[EXTRACT TO READ]
* * * *

If it ever sags from being taut, that = CCT is bad.
Cool.
Buddha.
Awesome... I guess I'll crack it open again lol. Just to be clear, correct direction is spinning the rotor clockwise?
Ooohhh crap... Let me ask this: do you check the clearances on all of the valves with the R-T mark lined up, or with the cam lobes normal to the bucket? I just checked them all at the same time just lining up the R-T mark.
Quote from: JAS6377 on October 12, 2013, 05:12:08 PM
Ooohhh crap... Let me ask this: do you check the clearances on all of the valves with the R-T mark lined up, or with the cam lobes normal to the bucket? I just checked them all at the same time just lining up the R-T mark.
I'm pretty sure you check the clearances in two different cam positions, but I don't know which position for which valves. If you don't have one, its worthwhile to invest in a Clymer or Haynes manual if you are working on the bike yourself.
I dont think I've checked valves or the cam chain ever by pulling the right side round cover.
I put it in 6th, take out spark plugs and spin the back wheel.
Cool.
Buddha.
Alright... So, correct direction IS clockwise around the rotor. And you're right Drt. The cam notches should be facing one another for RI, LI, and RE valves, with the R-T mark lined up on the pick-up. You then turn the rotor (or back wheel) until the cam notches are facing AWAY from one another, with the R-T mark lined up, to check the LE valve.
With that said and done, I swapped out some shims, and checked the cam chain. The chain is fine. The issue was that my LE valve was at about .15 when warm, causing some valve noise. I swapped it out from a 255 to a 260, and all is well. I still need another 255 for my intakes, as they're still at minimum, but it rides fine and purrs like a baby Nittany lion.
Back to the original issue, it still has a slight afterfire lol. Next up is a proper carb sync, I guess?
If it purrs watch out ... maybe someone put a GSXR motor in it ...

* * * *

[DATASET RECORDS]
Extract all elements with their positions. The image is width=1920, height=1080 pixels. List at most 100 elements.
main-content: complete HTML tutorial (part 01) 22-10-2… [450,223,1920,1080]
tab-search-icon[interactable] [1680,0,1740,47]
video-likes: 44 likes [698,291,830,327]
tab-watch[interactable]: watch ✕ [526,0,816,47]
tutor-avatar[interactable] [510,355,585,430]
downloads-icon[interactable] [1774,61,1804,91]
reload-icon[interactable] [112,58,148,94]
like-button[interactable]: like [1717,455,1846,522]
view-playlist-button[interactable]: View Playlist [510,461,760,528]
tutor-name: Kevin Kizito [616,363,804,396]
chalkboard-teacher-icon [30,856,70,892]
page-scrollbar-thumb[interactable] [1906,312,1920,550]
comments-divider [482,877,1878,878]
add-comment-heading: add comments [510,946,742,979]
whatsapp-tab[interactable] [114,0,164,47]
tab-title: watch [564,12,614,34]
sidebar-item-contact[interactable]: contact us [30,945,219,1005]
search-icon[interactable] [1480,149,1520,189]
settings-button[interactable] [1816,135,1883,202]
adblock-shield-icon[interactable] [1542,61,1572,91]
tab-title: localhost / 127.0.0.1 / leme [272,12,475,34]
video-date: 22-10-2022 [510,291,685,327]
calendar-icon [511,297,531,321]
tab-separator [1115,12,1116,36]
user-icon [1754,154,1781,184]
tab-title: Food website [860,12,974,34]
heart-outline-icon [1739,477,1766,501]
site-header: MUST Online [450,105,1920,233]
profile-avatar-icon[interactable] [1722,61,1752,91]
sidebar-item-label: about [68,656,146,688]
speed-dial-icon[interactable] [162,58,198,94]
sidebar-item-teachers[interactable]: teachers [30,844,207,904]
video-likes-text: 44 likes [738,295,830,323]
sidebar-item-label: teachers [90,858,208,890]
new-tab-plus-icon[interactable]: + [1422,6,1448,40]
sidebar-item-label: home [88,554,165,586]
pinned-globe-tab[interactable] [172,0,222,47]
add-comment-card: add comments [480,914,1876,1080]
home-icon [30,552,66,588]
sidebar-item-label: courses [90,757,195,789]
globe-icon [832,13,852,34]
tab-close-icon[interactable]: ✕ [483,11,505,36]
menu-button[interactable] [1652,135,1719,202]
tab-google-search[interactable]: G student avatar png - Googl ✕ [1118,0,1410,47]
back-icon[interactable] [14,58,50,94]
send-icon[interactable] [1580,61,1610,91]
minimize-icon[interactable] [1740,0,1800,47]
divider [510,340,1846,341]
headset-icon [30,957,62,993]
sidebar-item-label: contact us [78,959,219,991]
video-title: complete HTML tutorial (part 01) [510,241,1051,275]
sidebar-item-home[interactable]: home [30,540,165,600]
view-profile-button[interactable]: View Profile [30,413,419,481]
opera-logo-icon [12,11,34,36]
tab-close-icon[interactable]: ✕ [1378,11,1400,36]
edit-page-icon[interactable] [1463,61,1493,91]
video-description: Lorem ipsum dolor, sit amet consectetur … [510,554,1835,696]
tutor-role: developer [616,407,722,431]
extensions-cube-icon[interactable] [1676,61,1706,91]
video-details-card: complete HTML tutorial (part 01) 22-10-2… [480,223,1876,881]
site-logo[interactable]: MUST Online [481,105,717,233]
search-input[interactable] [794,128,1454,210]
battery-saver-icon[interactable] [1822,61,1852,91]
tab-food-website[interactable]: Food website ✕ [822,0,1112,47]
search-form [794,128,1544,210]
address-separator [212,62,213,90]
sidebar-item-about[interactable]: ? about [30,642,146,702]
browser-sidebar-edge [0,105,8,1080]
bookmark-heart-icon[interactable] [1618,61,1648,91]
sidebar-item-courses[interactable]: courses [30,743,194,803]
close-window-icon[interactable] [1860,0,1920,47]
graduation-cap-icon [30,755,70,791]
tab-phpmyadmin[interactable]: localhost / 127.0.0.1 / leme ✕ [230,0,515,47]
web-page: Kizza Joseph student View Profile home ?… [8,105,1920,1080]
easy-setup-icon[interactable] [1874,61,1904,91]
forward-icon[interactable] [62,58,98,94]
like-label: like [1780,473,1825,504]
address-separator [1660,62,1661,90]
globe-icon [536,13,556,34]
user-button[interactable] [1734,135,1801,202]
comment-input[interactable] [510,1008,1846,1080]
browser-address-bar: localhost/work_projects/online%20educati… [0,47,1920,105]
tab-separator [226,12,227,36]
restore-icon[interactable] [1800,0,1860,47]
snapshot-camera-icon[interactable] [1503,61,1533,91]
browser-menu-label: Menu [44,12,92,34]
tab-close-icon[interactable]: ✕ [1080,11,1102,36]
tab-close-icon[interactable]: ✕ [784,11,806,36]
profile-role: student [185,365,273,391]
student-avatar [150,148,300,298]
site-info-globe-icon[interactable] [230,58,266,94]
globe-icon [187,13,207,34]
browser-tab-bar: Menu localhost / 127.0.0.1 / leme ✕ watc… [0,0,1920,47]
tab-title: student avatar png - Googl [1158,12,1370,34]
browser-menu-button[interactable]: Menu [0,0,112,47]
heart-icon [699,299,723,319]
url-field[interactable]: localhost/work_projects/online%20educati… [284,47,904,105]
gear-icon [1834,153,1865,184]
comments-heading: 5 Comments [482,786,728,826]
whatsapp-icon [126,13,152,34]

* * * *

[SET PROBLEM]
Condense the paragraph beginning "With that said and done" in the forum thread on valve clearances into a short bulleted list that keeps its main facts. The data play no part in this exercise.

[ANSWER BELOW]
- Some shims were swapped out and the cam chain was checked; the chain is fine.
- The problem was the LE valve, at about .15 when warm, which caused some valve noise.
- Its shim was changed from a 255 to a 260, and all is well.
- Another 255 is still needed for the intakes, which remain at minimum.
- The bike rides fine and purrs like a baby Nittany lion.